#### Instructions for the task
Repeat the listing in full, exactly as it stands.

--- Supplied material ---

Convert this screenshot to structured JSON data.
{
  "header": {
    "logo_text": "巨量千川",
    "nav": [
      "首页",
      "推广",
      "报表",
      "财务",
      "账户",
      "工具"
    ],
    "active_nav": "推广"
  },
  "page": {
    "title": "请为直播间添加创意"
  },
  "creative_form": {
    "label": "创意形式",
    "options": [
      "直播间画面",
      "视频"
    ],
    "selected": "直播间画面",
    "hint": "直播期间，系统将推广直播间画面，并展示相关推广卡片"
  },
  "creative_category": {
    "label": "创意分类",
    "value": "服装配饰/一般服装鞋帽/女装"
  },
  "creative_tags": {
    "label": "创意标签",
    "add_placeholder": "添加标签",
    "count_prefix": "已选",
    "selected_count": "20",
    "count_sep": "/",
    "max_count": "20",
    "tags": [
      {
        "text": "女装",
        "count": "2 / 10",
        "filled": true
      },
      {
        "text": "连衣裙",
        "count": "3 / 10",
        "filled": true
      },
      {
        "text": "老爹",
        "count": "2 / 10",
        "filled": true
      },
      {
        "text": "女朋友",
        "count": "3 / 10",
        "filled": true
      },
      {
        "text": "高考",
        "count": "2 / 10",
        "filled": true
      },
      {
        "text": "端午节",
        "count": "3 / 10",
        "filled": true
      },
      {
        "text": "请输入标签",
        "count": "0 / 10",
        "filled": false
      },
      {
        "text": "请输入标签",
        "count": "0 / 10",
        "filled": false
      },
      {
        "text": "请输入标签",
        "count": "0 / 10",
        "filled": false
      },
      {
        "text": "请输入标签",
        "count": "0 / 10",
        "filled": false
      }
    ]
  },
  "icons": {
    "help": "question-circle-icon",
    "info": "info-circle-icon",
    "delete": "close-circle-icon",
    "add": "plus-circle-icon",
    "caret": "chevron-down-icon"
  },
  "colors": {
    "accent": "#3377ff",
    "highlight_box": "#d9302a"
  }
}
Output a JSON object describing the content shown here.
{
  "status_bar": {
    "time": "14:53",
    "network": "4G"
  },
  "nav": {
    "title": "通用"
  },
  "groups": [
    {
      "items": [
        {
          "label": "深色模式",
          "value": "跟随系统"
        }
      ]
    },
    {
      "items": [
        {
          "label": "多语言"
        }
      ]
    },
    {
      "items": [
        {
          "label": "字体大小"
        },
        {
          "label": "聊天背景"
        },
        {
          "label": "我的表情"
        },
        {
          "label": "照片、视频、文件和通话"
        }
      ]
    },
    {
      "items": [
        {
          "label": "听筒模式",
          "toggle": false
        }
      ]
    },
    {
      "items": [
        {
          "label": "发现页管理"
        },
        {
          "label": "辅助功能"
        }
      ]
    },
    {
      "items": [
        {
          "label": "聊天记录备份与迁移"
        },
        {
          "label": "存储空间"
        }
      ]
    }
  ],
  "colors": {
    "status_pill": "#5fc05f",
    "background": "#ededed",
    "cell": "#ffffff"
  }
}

---

#### The completed task
Convert this screenshot to structured JSON data.
{
  "header": {
    "logo_text": "巨量千川",
    "nav": [
      "首页",
      "推广",
      "报表",
      "财务",
      "账户",
      "工具"
    ],
    "active_nav": "推广"
  },
  "page": {
    "title": "请为直播间添加创意"
  },
  "creative_form": {
    "label": "创意形式",
    "options": [
      "直播间画面",
      "视频"
    ],
    "selected": "直播间画面",
    "hint": "直播期间，系统将推广直播间画面，并展示相关推广卡片"
  },
  "creative_category": {
    "label": "创意分类",
    "value": "服装配饰/一般服装鞋帽/女装"
  },
  "creative_tags": {
    "label": "创意标签",
    "add_placeholder": "添加标签",
    "count_prefix": "已选",
    "selected_count": "20",
    "count_sep": "/",
    "max_count": "20",
    "tags": [
      {
        "text": "女装",
        "count": "2 / 10",
        "filled": true
      },
      {
        "text": "连衣裙",
        "count": "3 / 10",
        "filled": true
      },
      {
        "text": "老爹",
        "count": "2 / 10",
        "filled": true
      },
      {
        "text": "女朋友",
        "count": "3 / 10",
        "filled": true
      },
      {
        "text": "高考",
        "count": "2 / 10",
        "filled": true
      },
      {
        "text": "端午节",
        "count": "3 / 10",
        "filled": true
      },
      {
        "text": "请输入标签",
        "count": "0 / 10",
        "filled": false
      },
      {
        "text": "请输入标签",
        "count": "0 / 10",
        "filled": false
      },
      {
        "text": "请输入标签",
        "count": "0 / 10",
        "filled": false
      },
      {
        "text": "请输入标签",
        "count": "0 / 10",
        "filled": false
      }
    ]
  },
  "icons": {
    "help": "question-circle-icon",
    "info": "info-circle-icon",
    "delete": "close-circle-icon",
    "add": "plus-circle-icon",
    "caret": "chevron-down-icon"
  },
  "colors": {
    "accent": "#3377ff",
    "highlight_box": "#d9302a"
  }
}
Output a JSON object describing the content shown here.
{
  "status_bar": {
    "time": "14:53",
    "network": "4G"
  },
  "nav": {
    "title": "通用"
  },
  "groups": [
    {
      "items": [
        {
          "label": "深色模式",
          "value": "跟随系统"
        }
      ]
    },
    {
      "items": [
        {
          "label": "多语言"
        }
      ]
    },
    {
      "items": [
        {
          "label": "字体大小"
        },
        {
          "label": "聊天背景"
        },
        {
          "label": "我的表情"
        },
        {
          "label": "照片、视频、文件和通话"
        }
      ]
    },
    {
      "items": [
        {
          "label": "听筒模式",
          "toggle": false
        }
      ]
    },
    {
      "items": [
        {
          "label": "发现页管理"
        },
        {
          "label": "辅助功能"
        }
      ]
    },
    {
      "items": [
        {
          "label": "聊天记录备份与迁移"
        },
        {
          "label": "存储空间"
        }
      ]
    }
  ],
  "colors": {
    "status_pill": "#5fc05f",
    "background": "#ededed",
    "cell": "#ffffff"
  }
}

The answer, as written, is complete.